* **Collected data entries**
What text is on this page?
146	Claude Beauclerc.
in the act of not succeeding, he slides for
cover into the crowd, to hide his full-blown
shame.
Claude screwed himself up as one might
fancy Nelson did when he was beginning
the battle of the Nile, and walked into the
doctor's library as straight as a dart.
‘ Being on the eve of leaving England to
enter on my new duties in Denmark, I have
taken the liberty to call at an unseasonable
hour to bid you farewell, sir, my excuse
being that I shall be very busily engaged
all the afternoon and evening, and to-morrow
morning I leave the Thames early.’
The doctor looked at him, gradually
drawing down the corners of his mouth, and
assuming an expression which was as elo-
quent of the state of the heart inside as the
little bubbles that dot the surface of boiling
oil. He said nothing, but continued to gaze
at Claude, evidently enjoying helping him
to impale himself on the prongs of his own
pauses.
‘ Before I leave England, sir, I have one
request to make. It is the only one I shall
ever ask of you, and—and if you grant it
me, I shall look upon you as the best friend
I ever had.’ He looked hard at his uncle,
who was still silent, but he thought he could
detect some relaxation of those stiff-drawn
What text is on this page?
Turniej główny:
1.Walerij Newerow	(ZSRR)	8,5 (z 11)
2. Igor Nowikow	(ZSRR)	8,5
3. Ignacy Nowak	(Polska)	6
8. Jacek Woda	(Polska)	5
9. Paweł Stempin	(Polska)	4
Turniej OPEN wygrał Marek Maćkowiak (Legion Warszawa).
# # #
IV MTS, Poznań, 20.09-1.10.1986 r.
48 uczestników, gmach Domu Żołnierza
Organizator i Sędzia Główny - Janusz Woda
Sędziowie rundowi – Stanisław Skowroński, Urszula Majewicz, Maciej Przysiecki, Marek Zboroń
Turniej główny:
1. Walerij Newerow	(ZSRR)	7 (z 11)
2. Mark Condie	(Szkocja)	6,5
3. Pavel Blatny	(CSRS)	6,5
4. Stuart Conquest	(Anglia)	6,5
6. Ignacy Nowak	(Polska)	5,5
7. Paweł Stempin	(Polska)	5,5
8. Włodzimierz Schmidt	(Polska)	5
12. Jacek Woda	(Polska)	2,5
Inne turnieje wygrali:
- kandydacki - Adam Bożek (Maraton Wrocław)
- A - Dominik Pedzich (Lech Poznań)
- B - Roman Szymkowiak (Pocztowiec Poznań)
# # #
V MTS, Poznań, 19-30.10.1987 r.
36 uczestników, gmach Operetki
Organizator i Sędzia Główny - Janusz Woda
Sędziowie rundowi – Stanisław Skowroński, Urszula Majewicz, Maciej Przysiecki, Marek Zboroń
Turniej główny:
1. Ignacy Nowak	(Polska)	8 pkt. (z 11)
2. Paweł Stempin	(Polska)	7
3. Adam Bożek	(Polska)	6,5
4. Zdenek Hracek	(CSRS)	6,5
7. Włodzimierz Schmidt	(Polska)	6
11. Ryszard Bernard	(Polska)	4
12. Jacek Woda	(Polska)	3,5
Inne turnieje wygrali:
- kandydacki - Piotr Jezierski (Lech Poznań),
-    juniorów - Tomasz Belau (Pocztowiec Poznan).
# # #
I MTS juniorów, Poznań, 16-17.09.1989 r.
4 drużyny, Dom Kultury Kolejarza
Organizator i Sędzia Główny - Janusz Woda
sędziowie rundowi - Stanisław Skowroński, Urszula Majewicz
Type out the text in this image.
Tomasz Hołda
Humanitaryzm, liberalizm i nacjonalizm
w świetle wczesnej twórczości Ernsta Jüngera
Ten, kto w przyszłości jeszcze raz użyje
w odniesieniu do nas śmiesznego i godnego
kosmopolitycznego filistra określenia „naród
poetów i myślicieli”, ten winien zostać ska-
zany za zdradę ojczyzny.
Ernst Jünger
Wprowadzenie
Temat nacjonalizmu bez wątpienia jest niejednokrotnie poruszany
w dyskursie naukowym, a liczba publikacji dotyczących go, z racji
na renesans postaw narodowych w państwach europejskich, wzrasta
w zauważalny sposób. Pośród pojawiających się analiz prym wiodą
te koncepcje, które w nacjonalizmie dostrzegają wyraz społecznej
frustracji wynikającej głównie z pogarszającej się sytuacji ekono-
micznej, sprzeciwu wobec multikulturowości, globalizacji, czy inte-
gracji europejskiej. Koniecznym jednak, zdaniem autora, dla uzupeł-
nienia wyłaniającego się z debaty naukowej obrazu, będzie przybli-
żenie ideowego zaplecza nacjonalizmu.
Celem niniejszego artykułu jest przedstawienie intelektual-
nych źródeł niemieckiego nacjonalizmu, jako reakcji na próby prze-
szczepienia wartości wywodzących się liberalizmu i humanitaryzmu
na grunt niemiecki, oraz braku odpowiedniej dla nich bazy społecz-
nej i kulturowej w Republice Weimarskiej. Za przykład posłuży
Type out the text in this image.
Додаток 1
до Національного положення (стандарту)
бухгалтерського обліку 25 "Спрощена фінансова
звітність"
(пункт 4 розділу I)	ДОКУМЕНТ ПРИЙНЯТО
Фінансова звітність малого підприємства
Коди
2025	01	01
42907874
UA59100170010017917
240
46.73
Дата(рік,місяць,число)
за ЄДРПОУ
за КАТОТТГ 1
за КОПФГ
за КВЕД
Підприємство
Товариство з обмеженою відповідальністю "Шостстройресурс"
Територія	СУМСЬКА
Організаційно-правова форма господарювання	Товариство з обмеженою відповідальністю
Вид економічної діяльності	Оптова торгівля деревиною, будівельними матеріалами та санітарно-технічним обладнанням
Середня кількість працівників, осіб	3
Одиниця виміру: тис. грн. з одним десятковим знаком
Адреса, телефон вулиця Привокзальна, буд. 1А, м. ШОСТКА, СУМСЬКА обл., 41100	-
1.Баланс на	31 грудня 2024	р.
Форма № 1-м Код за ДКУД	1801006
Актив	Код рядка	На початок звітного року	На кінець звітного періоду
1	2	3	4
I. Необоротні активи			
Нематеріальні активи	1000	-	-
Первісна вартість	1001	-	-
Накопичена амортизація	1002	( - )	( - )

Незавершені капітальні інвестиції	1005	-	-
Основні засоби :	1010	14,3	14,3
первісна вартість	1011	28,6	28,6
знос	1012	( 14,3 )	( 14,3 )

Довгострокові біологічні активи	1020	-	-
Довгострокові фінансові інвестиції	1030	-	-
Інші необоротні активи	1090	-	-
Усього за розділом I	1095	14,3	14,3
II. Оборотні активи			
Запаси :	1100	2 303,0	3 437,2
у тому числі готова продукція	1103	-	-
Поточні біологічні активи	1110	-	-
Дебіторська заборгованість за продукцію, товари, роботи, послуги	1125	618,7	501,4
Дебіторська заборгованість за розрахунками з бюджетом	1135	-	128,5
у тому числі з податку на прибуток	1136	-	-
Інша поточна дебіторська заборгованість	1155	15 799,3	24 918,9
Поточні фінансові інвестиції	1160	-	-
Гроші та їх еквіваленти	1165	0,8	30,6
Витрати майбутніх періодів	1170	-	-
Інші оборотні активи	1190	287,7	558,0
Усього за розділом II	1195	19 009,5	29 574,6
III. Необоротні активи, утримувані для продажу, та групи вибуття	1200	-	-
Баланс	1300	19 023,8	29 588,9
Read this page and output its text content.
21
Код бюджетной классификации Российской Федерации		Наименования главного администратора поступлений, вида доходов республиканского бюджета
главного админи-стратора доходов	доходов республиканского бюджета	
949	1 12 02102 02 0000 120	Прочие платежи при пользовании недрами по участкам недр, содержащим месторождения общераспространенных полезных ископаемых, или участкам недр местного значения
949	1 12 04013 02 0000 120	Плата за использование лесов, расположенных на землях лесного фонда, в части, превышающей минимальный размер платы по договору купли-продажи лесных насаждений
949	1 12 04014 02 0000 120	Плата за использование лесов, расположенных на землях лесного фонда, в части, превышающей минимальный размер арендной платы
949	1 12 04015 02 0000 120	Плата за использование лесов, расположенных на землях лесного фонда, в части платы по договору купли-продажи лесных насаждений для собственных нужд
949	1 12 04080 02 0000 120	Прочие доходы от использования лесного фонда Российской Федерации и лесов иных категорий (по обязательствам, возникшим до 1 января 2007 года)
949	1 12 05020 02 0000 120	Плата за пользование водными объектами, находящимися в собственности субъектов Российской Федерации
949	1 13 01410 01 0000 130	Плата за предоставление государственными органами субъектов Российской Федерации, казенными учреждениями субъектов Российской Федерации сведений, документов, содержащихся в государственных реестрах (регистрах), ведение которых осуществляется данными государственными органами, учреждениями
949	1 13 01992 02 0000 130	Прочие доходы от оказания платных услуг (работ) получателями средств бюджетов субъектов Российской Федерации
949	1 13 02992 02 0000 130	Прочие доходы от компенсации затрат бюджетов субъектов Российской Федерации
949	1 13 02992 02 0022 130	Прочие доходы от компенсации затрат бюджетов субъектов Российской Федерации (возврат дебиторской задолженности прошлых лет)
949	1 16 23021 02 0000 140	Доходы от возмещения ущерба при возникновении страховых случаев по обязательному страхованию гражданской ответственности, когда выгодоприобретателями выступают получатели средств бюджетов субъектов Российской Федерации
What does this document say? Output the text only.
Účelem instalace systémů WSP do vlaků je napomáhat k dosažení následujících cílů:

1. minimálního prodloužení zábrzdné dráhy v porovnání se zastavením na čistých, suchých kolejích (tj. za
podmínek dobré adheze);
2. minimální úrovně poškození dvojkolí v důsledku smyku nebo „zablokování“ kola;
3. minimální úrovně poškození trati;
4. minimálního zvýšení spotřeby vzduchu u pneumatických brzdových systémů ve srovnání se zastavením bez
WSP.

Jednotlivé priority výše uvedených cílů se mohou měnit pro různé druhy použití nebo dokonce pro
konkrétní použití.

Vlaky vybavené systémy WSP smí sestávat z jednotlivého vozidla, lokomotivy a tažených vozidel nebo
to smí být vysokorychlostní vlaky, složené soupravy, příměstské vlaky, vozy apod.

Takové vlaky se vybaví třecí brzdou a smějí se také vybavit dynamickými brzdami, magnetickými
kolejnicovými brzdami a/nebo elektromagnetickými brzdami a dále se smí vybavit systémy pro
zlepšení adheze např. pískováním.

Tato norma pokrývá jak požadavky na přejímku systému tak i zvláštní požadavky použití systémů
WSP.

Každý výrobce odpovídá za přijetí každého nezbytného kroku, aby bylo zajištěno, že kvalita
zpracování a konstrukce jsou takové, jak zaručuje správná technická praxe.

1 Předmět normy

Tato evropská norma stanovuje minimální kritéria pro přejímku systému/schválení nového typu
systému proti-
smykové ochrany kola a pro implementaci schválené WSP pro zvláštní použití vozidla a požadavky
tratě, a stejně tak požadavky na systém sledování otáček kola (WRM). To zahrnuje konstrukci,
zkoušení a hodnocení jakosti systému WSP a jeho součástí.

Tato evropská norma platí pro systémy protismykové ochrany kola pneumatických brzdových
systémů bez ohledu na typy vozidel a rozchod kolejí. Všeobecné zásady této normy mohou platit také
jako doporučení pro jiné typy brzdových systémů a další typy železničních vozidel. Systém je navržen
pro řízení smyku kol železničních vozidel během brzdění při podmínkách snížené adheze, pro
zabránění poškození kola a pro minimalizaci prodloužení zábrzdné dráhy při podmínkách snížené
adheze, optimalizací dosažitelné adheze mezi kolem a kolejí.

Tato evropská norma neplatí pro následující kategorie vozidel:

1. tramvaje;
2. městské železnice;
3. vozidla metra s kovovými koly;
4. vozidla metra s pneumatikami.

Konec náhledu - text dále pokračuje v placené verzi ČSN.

* **Short task**
Gather, from the listing above, every line carrying the word "Федерации".

* **Answer for this exercise**
Код бюджетной классификации Российской Федерации		Наименования главного администратора поступлений, вида доходов республиканского бюджета
949	1 12 04080 02 0000 120	Прочие доходы от использования лесного фонда Российской Федерации и лесов иных категорий (по обязательствам, возникшим до 1 января 2007 года)
949	1 12 05020 02 0000 120	Плата за пользование водными объектами, находящимися в собственности субъектов Российской Федерации
949	1 13 01410 01 0000 130	Плата за предоставление государственными органами субъектов Российской Федерации, казенными учреждениями субъектов Российской Федерации сведений, документов, содержащихся в государственных реестрах (регистрах), ведение которых осуществляется данными государственными органами, учреждениями
949	1 13 01992 02 0000 130	Прочие доходы от оказания платных услуг (работ) получателями средств бюджетов субъектов Российской Федерации
949	1 13 02992 02 0000 130	Прочие доходы от компенсации затрат бюджетов субъектов Российской Федерации
949	1 13 02992 02 0022 130	Прочие доходы от компенсации затрат бюджетов субъектов Российской Федерации (возврат дебиторской задолженности прошлых лет)
949	1 16 23021 02 0000 140	Доходы от возмещения ущерба при возникновении страховых случаев по обязательному страхованию гражданской ответственности, когда выгодоприобретателями выступают получатели средств бюджетов субъектов Российской Федерации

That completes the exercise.